Element box data
——————————

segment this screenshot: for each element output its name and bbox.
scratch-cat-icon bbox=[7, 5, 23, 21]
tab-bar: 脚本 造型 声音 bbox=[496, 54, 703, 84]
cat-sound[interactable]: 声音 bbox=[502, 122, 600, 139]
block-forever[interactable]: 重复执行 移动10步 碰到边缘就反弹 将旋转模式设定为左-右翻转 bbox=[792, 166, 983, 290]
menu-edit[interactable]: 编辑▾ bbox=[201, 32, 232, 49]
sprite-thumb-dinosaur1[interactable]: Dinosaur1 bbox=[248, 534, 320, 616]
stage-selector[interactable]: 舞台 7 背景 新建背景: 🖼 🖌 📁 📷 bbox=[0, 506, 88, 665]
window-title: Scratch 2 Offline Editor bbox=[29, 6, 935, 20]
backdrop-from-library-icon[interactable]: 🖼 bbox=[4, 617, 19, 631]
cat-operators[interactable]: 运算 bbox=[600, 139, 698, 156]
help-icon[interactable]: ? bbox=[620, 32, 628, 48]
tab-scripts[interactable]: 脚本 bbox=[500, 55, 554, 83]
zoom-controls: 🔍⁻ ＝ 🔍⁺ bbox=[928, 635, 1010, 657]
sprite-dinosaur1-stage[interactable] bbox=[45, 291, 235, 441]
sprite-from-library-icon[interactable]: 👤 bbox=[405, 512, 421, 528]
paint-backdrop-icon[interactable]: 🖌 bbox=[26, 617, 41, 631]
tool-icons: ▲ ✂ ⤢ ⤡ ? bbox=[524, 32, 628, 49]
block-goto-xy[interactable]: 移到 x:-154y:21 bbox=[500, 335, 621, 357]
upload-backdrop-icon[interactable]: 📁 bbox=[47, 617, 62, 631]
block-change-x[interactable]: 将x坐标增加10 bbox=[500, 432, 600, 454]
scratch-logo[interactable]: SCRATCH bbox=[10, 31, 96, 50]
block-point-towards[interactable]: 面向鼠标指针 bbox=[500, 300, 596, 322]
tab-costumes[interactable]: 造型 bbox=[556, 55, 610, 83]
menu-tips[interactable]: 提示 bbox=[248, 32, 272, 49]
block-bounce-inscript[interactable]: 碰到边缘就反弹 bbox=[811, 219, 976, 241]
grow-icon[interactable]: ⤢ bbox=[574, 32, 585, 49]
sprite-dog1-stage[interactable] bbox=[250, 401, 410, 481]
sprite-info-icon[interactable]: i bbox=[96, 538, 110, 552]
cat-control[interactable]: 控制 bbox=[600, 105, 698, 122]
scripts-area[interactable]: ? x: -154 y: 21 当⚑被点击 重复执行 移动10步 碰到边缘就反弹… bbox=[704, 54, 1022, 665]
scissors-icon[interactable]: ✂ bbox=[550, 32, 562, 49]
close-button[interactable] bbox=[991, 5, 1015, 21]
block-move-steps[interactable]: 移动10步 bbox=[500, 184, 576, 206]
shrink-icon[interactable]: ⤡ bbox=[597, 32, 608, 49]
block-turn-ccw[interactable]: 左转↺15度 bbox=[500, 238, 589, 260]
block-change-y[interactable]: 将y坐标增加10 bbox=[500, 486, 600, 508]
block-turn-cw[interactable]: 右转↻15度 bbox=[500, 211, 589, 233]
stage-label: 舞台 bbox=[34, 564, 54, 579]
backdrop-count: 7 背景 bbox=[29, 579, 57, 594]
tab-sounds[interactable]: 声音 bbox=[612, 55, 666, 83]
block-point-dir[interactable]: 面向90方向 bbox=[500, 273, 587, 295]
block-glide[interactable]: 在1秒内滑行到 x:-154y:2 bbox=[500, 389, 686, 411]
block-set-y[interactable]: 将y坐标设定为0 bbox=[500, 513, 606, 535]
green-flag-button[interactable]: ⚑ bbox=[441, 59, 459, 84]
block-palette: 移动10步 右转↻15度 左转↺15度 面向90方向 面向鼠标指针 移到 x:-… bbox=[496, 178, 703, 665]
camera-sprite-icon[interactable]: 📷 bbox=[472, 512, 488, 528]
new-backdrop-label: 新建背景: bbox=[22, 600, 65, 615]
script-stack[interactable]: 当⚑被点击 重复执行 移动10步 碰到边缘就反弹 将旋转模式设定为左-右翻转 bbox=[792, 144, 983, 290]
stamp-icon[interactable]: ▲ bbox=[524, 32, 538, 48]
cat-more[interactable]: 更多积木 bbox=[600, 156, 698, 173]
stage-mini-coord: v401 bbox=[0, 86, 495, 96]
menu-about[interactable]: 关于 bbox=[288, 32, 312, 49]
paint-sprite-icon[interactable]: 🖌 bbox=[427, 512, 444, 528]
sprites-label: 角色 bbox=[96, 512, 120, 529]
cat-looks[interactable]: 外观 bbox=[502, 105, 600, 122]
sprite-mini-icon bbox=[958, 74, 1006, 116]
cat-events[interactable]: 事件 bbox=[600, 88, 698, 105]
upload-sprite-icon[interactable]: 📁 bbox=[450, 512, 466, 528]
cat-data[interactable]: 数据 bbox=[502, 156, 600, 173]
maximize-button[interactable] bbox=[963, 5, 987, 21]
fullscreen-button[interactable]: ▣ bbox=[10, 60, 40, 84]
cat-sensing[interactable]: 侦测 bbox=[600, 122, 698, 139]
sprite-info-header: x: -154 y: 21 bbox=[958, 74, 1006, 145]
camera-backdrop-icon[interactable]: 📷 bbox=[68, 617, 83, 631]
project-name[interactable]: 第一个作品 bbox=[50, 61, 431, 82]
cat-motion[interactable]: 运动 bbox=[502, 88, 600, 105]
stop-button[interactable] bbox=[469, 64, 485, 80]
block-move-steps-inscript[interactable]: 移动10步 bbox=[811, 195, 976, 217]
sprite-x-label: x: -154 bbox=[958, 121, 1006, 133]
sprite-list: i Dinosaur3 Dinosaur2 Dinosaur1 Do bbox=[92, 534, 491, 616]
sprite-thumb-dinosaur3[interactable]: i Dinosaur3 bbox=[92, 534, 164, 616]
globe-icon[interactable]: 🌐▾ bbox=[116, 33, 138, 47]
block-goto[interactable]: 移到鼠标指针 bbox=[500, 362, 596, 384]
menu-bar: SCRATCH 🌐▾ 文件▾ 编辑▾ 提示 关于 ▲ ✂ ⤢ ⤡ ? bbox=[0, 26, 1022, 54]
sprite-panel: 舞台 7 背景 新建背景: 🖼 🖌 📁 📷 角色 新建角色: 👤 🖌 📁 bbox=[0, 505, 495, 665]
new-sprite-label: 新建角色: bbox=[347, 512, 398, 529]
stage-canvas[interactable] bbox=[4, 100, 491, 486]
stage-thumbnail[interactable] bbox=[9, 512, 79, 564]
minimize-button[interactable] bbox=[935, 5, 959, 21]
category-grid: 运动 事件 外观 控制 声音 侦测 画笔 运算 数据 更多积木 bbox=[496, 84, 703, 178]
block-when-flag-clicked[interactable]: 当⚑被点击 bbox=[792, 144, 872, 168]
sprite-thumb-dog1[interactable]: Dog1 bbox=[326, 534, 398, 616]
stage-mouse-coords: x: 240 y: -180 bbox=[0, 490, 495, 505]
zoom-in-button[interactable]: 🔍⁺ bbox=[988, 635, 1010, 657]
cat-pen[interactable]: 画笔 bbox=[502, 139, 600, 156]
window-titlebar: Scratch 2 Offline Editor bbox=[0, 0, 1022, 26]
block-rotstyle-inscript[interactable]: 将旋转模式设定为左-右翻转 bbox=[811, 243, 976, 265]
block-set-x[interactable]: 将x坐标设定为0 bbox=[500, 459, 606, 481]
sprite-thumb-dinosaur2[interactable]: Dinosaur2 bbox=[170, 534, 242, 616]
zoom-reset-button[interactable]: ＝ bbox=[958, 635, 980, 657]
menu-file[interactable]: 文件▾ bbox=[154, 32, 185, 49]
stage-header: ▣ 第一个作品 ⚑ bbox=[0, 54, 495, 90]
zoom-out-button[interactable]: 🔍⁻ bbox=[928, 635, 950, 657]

——————————

**Written exercise:** Starting from the first line of the data and ending with the line that contains "617, 19, 631]", copy the lines again, but change "window-title" to "editor-title" and leave every other part as it is.

**Output of the task:**
segment this screenshot: for each element output its name and bbox.
scratch-cat-icon bbox=[7, 5, 23, 21]
tab-bar: 脚本 造型 声音 bbox=[496, 54, 703, 84]
cat-sound[interactable]: 声音 bbox=[502, 122, 600, 139]
block-forever[interactable]: 重复执行 移动10步 碰到边缘就反弹 将旋转模式设定为左-右翻转 bbox=[792, 166, 983, 290]
menu-edit[interactable]: 编辑▾ bbox=[201, 32, 232, 49]
sprite-thumb-dinosaur1[interactable]: Dinosaur1 bbox=[248, 534, 320, 616]
stage-selector[interactable]: 舞台 7 背景 新建背景: 🖼 🖌 📁 📷 bbox=[0, 506, 88, 665]
editor-title: Scratch 2 Offline Editor bbox=[29, 6, 935, 20]
backdrop-from-library-icon[interactable]: 🖼 bbox=[4, 617, 19, 631]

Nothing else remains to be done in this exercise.